**Goal**:
Below are records. Copy every line with "will" in it.

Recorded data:
-- Start --
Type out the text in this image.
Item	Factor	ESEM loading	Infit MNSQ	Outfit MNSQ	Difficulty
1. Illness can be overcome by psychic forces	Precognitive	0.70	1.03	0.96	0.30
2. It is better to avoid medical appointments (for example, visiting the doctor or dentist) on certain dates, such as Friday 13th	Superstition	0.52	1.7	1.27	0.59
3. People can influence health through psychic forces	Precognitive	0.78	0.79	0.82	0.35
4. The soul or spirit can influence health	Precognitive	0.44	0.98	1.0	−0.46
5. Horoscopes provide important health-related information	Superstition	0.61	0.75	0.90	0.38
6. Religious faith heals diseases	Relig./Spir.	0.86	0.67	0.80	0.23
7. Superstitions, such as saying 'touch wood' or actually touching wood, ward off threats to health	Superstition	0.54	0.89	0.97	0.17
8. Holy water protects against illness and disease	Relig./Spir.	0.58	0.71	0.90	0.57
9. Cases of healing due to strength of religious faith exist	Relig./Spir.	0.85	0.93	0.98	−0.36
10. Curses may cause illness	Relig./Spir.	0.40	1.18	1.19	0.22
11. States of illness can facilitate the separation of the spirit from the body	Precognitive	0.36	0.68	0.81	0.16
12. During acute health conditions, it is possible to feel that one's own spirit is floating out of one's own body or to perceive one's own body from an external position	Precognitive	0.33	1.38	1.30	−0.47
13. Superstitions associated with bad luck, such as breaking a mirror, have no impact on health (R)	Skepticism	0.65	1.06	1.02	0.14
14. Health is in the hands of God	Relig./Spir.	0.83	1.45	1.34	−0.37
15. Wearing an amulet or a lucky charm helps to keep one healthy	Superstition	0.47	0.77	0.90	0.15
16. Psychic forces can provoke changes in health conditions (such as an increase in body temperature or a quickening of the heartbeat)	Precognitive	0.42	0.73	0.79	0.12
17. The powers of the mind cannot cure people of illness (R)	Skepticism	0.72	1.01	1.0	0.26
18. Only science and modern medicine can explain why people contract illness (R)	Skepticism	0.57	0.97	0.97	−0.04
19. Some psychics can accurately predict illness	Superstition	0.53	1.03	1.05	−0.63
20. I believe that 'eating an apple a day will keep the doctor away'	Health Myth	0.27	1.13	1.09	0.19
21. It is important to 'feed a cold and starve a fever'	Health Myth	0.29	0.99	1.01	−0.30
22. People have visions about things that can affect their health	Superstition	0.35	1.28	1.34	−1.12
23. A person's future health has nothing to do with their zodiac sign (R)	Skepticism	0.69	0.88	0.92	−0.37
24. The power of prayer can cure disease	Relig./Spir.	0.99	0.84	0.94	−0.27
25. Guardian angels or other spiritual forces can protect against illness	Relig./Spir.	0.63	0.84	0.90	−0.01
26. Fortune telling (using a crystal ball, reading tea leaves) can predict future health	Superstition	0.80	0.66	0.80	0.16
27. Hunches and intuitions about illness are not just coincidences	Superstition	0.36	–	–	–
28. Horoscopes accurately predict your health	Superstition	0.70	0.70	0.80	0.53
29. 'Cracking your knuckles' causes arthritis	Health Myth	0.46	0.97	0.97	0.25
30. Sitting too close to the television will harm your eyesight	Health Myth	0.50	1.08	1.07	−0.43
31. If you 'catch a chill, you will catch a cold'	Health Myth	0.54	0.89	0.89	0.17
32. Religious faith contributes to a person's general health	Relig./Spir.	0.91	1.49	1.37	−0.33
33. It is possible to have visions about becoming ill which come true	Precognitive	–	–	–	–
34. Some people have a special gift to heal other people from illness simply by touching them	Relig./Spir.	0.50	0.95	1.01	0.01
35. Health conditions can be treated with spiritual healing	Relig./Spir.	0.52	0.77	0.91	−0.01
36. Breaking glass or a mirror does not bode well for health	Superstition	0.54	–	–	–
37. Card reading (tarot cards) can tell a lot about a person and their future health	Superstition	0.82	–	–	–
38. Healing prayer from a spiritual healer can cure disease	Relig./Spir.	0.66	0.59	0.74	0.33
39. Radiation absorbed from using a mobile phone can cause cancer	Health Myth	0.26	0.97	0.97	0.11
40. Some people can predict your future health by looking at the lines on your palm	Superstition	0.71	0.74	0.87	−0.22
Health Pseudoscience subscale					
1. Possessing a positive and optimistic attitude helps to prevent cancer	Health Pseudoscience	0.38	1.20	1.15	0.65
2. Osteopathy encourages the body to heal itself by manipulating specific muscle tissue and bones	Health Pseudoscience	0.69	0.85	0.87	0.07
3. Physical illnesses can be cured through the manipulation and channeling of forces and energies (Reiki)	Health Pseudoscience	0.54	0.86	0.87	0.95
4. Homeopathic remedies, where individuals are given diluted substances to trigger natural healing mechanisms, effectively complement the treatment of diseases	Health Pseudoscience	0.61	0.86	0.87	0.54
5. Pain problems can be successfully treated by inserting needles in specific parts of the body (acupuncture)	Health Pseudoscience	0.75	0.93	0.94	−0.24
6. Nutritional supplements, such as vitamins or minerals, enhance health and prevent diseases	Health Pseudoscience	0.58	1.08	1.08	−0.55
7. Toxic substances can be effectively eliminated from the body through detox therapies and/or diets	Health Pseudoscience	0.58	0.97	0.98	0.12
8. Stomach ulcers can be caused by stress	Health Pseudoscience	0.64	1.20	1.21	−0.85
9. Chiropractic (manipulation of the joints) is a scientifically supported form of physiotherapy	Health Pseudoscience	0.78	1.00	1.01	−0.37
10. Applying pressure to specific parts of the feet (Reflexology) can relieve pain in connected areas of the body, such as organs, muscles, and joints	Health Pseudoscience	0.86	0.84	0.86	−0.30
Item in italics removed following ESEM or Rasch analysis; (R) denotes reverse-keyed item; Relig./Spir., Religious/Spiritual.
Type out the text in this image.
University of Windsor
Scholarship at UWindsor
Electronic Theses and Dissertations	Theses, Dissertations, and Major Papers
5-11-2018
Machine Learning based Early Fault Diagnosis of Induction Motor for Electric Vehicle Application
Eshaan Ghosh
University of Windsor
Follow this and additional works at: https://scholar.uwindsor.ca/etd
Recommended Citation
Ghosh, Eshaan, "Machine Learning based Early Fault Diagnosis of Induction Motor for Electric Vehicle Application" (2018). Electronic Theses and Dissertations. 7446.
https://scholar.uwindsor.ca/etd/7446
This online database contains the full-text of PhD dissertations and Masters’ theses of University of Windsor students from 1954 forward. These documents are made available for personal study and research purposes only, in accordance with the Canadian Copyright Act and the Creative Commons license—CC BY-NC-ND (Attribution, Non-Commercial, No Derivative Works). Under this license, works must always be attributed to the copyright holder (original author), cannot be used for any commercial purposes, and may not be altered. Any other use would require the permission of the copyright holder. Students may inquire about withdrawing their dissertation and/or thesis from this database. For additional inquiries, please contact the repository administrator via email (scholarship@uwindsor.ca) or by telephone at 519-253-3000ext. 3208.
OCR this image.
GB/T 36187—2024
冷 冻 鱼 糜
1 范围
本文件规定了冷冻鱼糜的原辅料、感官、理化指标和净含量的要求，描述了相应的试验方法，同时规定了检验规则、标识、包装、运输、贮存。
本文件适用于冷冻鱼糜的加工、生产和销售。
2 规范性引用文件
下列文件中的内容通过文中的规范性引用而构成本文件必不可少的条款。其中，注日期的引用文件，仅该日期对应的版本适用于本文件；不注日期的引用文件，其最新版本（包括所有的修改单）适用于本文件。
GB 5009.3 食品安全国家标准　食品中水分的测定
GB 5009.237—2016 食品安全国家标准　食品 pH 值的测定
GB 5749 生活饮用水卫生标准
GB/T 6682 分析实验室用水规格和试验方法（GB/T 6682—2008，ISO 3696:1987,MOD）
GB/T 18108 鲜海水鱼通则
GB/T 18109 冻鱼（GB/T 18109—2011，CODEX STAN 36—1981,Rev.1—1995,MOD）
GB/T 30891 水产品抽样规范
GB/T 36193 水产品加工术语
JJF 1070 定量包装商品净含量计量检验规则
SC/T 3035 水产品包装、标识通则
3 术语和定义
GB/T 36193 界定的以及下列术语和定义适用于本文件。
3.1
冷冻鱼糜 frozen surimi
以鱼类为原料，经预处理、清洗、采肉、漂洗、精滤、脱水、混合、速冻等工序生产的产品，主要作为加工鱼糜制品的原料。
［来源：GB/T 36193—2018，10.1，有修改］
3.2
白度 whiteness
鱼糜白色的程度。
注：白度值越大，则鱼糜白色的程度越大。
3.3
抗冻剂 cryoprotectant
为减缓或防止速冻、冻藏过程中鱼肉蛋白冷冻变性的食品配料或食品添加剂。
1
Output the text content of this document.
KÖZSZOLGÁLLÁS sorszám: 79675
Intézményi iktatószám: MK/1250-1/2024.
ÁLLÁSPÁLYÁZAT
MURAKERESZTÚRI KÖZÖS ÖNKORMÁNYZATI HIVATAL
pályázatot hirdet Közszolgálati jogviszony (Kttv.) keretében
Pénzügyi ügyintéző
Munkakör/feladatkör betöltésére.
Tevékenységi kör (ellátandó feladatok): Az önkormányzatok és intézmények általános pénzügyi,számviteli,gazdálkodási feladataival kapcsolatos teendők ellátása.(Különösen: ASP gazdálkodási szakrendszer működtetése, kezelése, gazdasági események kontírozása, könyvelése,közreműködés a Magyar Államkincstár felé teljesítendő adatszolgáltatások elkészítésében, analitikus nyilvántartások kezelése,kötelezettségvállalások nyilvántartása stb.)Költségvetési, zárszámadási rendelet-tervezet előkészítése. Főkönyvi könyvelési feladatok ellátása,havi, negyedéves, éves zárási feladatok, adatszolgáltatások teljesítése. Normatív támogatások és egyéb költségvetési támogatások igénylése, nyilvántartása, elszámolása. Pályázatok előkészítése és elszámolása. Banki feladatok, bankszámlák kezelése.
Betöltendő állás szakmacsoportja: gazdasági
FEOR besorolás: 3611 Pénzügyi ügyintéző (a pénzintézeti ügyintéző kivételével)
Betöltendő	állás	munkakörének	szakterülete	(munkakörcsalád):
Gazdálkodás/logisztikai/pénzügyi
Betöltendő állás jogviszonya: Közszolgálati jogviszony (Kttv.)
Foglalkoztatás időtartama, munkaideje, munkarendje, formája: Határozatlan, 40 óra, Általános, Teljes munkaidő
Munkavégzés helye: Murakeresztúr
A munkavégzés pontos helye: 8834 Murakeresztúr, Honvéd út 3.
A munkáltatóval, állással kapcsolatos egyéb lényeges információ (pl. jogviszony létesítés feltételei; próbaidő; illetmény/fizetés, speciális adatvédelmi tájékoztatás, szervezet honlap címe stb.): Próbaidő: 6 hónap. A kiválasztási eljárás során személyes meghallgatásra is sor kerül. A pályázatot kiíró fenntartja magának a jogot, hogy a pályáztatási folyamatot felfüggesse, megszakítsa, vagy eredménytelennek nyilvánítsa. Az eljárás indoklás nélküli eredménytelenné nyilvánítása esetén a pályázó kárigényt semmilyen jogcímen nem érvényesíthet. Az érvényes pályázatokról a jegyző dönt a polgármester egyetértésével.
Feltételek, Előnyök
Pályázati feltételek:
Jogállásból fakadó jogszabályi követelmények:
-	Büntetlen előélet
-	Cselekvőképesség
-- End --
**Full solution**:
20. I believe that 'eating an apple a day will keep the doctor away'	Health Myth	0.27	1.13	1.09	0.19
30. Sitting too close to the television will harm your eyesight	Health Myth	0.50	1.08	1.07	−0.43
31. If you 'catch a chill, you will catch a cold'	Health Myth	0.54	0.89	0.89	0.17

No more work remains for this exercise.